**What to do:** Copy all lines below containing "visites".

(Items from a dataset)
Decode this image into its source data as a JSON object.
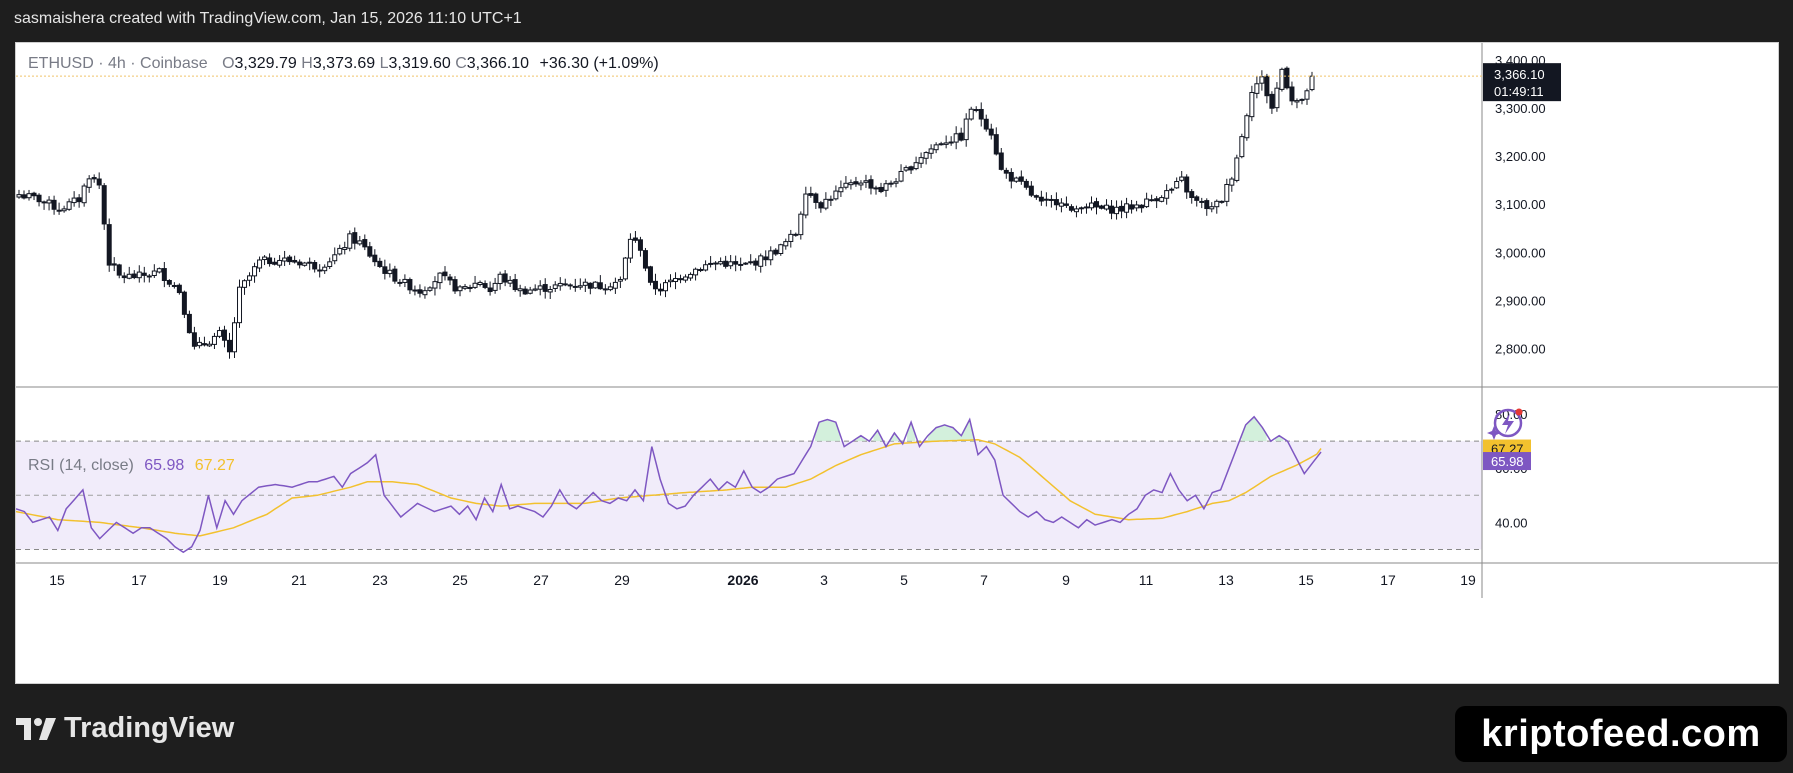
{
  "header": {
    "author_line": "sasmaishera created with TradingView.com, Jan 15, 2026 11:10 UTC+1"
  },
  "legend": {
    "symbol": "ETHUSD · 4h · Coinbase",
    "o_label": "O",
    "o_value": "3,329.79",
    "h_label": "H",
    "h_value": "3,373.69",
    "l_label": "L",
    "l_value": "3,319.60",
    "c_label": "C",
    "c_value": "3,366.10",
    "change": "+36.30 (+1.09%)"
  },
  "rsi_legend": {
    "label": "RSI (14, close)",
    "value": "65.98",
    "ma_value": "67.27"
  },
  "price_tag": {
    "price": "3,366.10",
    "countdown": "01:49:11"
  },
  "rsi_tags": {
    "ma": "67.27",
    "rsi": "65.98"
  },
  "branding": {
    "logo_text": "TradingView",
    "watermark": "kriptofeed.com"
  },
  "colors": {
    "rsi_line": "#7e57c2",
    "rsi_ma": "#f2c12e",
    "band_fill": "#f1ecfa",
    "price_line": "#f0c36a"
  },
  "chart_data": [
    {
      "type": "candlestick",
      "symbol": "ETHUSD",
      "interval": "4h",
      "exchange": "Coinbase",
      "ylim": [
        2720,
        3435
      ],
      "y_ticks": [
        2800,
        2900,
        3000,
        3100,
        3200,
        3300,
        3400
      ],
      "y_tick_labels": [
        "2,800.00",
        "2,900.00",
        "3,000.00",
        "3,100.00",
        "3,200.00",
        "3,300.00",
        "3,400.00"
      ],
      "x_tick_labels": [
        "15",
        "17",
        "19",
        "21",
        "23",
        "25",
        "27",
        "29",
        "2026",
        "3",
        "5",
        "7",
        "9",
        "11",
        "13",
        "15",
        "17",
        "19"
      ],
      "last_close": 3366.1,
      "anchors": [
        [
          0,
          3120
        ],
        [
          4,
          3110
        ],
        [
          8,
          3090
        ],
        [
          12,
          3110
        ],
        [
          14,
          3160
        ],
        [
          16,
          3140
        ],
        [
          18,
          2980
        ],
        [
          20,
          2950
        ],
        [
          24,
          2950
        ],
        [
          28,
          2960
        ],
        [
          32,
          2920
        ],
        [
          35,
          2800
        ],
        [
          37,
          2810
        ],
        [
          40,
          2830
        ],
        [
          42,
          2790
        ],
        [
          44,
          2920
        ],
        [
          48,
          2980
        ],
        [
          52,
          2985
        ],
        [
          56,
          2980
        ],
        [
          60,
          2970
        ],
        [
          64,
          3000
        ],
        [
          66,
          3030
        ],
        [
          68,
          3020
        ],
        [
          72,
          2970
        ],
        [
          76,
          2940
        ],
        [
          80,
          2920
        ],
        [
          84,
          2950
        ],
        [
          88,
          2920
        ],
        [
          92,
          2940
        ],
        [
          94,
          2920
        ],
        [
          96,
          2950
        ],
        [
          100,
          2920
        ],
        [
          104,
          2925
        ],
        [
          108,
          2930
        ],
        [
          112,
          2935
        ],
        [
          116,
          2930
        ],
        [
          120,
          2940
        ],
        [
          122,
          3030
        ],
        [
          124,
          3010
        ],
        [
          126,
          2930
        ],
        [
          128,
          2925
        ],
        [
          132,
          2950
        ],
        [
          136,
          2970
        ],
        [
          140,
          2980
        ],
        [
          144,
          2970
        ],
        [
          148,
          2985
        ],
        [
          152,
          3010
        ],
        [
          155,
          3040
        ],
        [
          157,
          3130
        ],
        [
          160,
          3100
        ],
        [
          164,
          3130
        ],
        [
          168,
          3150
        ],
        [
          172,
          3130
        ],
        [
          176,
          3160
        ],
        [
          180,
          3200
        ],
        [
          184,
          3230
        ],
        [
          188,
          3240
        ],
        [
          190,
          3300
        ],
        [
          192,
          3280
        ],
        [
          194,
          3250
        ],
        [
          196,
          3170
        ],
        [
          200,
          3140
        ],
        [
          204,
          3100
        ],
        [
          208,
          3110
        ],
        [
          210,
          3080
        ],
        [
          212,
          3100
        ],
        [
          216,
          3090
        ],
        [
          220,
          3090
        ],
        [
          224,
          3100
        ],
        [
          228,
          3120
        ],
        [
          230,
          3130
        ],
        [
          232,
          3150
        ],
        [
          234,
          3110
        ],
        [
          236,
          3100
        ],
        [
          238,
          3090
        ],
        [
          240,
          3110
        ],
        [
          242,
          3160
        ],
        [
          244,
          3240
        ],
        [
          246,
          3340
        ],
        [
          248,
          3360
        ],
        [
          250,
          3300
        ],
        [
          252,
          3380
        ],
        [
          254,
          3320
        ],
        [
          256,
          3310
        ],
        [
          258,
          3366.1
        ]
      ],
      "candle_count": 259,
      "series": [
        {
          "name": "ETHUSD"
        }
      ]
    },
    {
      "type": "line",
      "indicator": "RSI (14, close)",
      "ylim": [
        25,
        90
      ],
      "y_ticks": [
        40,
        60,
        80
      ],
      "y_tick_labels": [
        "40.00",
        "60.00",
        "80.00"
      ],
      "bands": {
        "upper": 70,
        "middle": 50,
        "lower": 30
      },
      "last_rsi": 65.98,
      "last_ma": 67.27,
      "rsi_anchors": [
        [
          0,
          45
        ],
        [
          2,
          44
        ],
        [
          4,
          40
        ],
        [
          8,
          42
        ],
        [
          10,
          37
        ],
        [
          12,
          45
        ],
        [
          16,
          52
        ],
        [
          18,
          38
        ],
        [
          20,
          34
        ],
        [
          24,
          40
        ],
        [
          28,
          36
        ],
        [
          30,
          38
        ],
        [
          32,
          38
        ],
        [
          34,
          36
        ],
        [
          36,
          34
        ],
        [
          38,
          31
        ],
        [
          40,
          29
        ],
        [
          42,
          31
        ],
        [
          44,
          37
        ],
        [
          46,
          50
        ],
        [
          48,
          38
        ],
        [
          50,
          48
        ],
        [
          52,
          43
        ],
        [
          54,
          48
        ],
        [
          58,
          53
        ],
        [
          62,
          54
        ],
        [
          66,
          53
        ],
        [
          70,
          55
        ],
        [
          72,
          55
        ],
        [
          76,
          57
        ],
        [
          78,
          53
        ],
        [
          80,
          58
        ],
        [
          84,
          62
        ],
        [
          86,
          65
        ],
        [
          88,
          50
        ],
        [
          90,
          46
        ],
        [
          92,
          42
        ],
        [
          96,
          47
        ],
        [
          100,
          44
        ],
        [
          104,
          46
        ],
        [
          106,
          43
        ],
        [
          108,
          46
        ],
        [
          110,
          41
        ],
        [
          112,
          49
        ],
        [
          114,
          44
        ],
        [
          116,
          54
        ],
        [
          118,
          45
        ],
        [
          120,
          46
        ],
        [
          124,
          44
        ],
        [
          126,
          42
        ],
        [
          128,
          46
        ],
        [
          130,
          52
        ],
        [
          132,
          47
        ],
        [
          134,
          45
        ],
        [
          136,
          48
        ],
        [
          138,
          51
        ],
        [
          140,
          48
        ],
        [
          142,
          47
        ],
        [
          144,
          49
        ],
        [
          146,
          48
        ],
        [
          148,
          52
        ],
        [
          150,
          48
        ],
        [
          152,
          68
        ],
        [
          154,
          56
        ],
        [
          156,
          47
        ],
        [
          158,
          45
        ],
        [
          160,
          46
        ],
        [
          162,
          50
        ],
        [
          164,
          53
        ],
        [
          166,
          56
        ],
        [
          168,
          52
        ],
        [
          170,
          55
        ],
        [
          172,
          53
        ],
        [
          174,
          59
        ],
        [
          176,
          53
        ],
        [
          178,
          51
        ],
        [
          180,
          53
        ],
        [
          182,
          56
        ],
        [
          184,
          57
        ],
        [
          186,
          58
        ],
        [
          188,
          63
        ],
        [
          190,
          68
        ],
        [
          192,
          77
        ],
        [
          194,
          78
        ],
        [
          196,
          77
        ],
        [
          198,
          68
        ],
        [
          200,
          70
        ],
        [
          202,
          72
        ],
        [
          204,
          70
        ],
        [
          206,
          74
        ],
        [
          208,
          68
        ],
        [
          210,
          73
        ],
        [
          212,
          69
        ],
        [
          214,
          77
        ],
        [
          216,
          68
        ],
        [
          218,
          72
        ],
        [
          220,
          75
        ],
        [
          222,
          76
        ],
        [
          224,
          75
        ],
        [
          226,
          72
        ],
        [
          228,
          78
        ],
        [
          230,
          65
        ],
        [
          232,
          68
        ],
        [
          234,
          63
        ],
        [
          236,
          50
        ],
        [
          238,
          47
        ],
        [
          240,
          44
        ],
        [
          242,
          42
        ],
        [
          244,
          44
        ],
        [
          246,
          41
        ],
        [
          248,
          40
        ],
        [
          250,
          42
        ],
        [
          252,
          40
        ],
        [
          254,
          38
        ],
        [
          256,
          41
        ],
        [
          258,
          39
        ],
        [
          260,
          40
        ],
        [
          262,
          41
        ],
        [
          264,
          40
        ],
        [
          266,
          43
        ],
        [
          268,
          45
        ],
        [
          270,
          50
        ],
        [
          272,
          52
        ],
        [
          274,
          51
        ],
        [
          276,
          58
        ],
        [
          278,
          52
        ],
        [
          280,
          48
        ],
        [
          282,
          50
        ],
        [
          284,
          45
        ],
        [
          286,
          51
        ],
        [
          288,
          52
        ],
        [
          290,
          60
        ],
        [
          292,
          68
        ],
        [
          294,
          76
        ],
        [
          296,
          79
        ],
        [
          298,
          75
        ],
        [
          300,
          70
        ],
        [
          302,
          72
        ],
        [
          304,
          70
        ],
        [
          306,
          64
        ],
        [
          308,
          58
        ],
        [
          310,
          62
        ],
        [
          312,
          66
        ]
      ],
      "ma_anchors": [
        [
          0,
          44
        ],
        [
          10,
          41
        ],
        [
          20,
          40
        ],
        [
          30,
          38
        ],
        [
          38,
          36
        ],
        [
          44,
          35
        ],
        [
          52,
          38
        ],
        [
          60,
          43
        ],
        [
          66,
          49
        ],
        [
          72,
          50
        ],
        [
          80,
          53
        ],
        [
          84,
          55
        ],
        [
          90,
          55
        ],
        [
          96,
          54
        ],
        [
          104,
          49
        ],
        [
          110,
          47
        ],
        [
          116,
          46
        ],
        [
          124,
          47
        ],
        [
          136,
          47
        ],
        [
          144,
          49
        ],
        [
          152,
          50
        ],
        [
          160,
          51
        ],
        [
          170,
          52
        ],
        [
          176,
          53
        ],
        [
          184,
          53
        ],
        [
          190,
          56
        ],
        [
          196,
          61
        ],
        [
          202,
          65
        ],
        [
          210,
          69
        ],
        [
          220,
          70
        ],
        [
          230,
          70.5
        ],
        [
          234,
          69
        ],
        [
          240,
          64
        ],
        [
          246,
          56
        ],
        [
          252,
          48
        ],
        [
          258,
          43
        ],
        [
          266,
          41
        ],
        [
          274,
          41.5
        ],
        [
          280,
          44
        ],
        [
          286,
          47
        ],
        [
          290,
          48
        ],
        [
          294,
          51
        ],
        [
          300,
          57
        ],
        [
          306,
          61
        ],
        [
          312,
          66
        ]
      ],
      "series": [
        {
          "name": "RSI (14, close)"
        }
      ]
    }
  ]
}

* * *

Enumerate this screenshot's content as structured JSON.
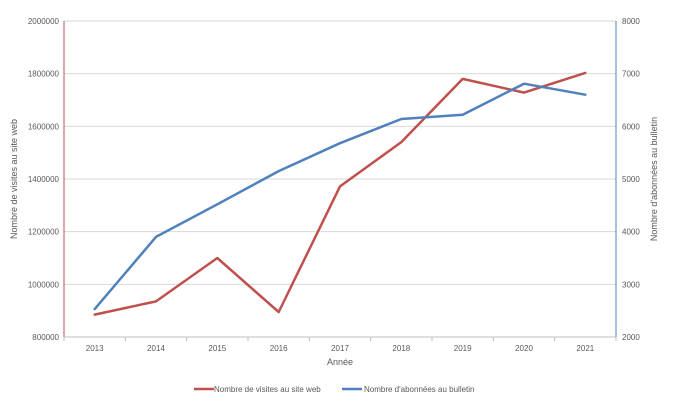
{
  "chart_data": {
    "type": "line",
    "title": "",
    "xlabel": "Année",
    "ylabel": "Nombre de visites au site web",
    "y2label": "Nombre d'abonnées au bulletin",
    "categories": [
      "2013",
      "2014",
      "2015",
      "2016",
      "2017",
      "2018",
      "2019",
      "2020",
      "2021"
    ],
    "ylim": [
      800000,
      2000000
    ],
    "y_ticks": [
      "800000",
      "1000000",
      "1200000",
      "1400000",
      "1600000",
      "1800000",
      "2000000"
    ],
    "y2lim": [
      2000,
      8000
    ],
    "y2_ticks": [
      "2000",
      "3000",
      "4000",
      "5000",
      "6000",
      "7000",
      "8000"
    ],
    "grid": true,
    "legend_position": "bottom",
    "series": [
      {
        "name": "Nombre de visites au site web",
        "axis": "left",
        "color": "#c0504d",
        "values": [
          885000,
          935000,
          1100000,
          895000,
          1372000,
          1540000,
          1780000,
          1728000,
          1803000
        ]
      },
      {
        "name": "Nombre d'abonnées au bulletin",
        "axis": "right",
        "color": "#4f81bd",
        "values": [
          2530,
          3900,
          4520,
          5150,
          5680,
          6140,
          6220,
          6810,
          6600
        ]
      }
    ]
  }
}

**Task answer:**
    "ylabel": "Nombre de visites au site web",
        "name": "Nombre de visites au site web",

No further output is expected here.